*Provided information:*
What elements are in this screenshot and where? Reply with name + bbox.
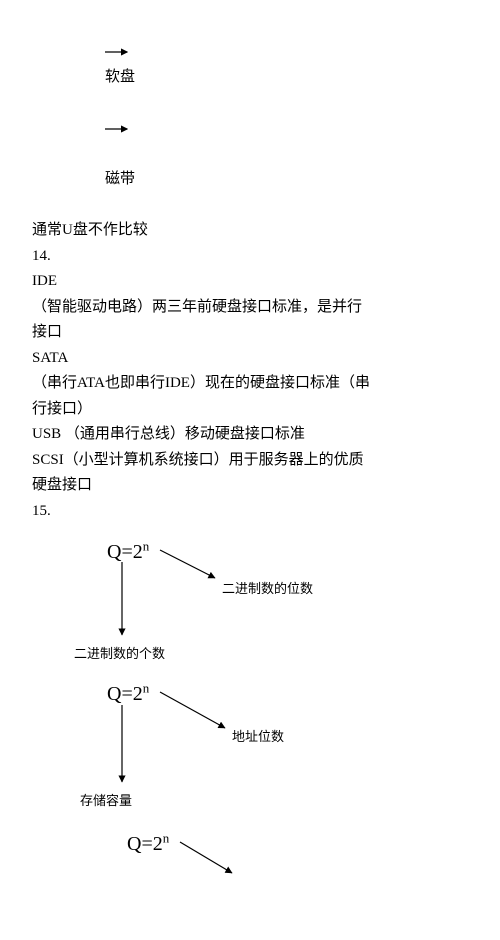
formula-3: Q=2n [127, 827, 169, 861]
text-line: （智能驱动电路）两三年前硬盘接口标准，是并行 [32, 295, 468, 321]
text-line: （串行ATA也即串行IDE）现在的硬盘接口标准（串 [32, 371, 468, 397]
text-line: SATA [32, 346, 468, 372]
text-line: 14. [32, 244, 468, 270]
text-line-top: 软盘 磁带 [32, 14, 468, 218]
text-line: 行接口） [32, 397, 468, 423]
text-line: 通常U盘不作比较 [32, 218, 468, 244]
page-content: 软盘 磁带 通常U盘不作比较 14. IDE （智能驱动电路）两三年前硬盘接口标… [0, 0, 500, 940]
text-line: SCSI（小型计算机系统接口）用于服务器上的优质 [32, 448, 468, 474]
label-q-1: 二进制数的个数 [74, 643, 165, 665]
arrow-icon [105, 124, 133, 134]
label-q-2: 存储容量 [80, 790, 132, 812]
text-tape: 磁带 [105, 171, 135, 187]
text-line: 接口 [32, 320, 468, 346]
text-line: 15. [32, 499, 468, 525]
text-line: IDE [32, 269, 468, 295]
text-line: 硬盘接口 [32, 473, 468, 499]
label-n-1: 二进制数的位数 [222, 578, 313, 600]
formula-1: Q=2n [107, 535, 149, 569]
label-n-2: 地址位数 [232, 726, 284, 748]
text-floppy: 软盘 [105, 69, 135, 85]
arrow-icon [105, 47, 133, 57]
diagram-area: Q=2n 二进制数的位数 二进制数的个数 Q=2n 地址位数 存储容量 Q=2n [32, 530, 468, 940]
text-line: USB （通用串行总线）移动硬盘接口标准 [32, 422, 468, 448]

*Exercise requirements:*
Copy out, word for word, the lines of the records between the line that contains "formula-3: Q=2n [127, 827, 169, 861]" and the line that contains "formula-1: Q=2n [107, 535, 149, 569]", inclusive.

*Reply to the exercise:*
formula-3: Q=2n [127, 827, 169, 861]
text-line: （智能驱动电路）两三年前硬盘接口标准，是并行 [32, 295, 468, 321]
text-line: （串行ATA也即串行IDE）现在的硬盘接口标准（串 [32, 371, 468, 397]
text-line: SATA [32, 346, 468, 372]
text-line: 14. [32, 244, 468, 270]
text-line-top: 软盘 磁带 [32, 14, 468, 218]
text-line: 行接口） [32, 397, 468, 423]
text-line: 通常U盘不作比较 [32, 218, 468, 244]
page-content: 软盘 磁带 通常U盘不作比较 14. IDE （智能驱动电路）两三年前硬盘接口标… [0, 0, 500, 940]
text-line: SCSI（小型计算机系统接口）用于服务器上的优质 [32, 448, 468, 474]
label-q-1: 二进制数的个数 [74, 643, 165, 665]
arrow-icon [105, 124, 133, 134]
label-q-2: 存储容量 [80, 790, 132, 812]
text-tape: 磁带 [105, 171, 135, 187]
text-line: 接口 [32, 320, 468, 346]
text-line: 15. [32, 499, 468, 525]
text-line: IDE [32, 269, 468, 295]
text-line: 硬盘接口 [32, 473, 468, 499]
label-n-1: 二进制数的位数 [222, 578, 313, 600]
formula-1: Q=2n [107, 535, 149, 569]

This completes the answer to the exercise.